##### EXERCISE INPUT #####
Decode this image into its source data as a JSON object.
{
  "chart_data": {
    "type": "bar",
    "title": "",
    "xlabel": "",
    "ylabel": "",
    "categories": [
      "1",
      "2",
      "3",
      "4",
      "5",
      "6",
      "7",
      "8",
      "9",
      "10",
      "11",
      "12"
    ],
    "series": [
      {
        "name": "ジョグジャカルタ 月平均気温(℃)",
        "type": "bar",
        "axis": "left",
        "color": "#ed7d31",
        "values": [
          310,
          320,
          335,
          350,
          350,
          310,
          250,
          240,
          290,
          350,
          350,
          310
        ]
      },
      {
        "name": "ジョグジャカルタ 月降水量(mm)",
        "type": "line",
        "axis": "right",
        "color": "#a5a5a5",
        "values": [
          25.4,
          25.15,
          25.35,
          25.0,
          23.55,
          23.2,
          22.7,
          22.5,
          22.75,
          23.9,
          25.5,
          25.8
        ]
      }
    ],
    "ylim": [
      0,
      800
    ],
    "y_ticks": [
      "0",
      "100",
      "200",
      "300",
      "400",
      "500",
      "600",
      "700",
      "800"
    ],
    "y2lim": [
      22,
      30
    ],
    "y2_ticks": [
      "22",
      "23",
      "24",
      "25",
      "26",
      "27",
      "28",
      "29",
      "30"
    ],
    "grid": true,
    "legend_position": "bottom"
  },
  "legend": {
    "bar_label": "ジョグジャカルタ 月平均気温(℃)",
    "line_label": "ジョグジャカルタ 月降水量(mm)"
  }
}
#####
WORK INSTRUCTIONS
Exactly as shown above, return every record.

RESULT OF THE EXERCISE
Decode this image into its source data as a JSON object.
{
  "chart_data": {
    "type": "bar",
    "title": "",
    "xlabel": "",
    "ylabel": "",
    "categories": [
      "1",
      "2",
      "3",
      "4",
      "5",
      "6",
      "7",
      "8",
      "9",
      "10",
      "11",
      "12"
    ],
    "series": [
      {
        "name": "ジョグジャカルタ 月平均気温(℃)",
        "type": "bar",
        "axis": "left",
        "color": "#ed7d31",
        "values": [
          310,
          320,
          335,
          350,
          350,
          310,
          250,
          240,
          290,
          350,
          350,
          310
        ]
      },
      {
        "name": "ジョグジャカルタ 月降水量(mm)",
        "type": "line",
        "axis": "right",
        "color": "#a5a5a5",
        "values": [
          25.4,
          25.15,
          25.35,
          25.0,
          23.55,
          23.2,
          22.7,
          22.5,
          22.75,
          23.9,
          25.5,
          25.8
        ]
      }
    ],
    "ylim": [
      0,
      800
    ],
    "y_ticks": [
      "0",
      "100",
      "200",
      "300",
      "400",
      "500",
      "600",
      "700",
      "800"
    ],
    "y2lim": [
      22,
      30
    ],
    "y2_ticks": [
      "22",
      "23",
      "24",
      "25",
      "26",
      "27",
      "28",
      "29",
      "30"
    ],
    "grid": true,
    "legend_position": "bottom"
  },
  "legend": {
    "bar_label": "ジョグジャカルタ 月平均気温(℃)",
    "line_label": "ジョグジャカルタ 月降水量(mm)"
  }
}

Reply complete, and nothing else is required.